Data lines —
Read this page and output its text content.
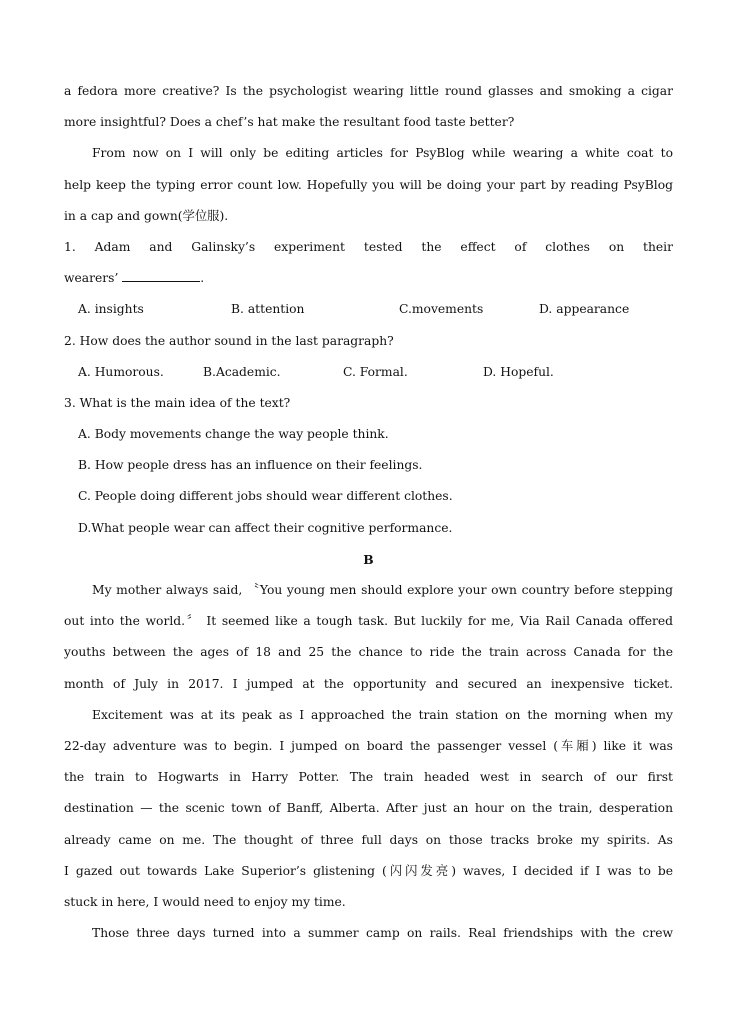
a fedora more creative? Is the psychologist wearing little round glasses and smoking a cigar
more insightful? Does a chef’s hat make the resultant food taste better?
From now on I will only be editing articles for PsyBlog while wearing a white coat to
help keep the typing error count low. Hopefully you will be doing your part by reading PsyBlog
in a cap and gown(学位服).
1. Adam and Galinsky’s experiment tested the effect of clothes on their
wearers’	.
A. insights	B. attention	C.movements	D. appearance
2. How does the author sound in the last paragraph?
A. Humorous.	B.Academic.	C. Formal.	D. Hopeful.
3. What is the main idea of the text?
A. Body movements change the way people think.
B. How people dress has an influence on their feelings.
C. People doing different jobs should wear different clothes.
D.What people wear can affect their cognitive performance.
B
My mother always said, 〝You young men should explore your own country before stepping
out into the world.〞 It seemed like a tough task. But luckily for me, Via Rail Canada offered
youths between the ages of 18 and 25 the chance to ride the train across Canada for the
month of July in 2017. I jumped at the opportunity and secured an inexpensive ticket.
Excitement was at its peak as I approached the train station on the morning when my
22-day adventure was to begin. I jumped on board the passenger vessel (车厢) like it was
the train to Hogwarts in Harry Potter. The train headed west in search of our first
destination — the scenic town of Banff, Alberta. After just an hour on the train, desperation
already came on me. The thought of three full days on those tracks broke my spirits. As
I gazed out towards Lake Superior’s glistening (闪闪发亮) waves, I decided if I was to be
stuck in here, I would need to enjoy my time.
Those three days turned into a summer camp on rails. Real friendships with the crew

...

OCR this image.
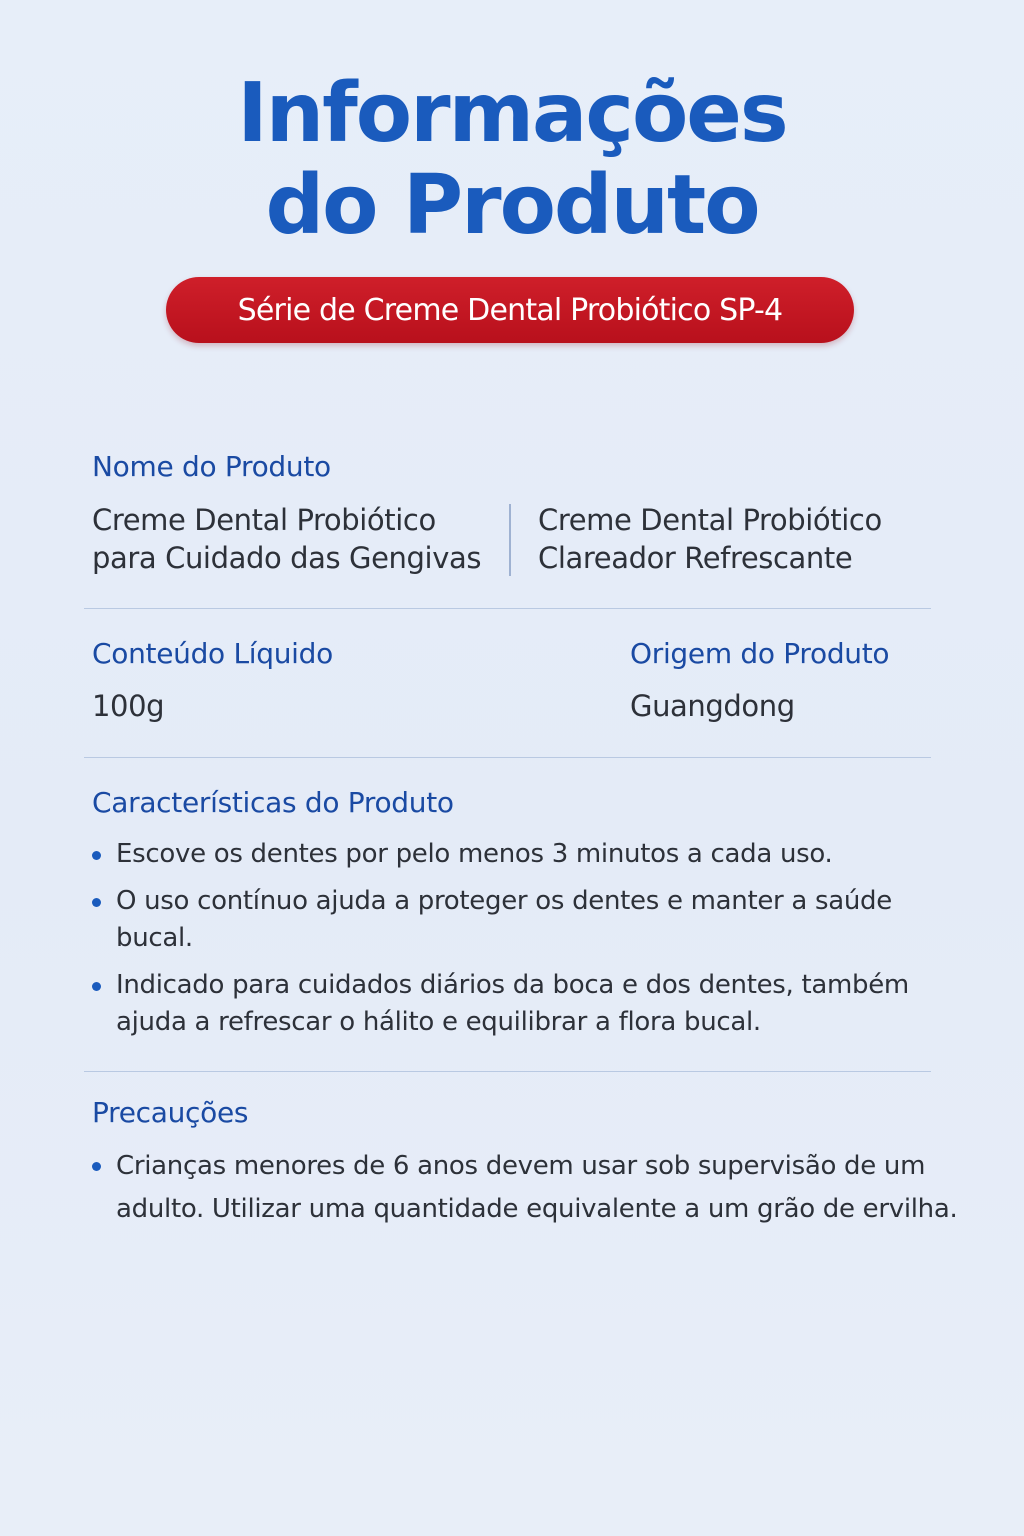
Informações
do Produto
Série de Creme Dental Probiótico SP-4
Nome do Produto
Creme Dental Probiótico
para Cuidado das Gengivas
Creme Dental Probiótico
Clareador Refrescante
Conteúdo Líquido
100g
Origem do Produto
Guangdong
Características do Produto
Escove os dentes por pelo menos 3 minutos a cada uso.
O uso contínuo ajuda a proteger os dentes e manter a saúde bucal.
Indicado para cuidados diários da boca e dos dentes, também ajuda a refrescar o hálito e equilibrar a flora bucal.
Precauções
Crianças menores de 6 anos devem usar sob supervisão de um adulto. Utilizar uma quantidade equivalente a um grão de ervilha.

Instructions for the task — Tally the lines of the data that contain the string "this" and report the total alone.

Written solution — 2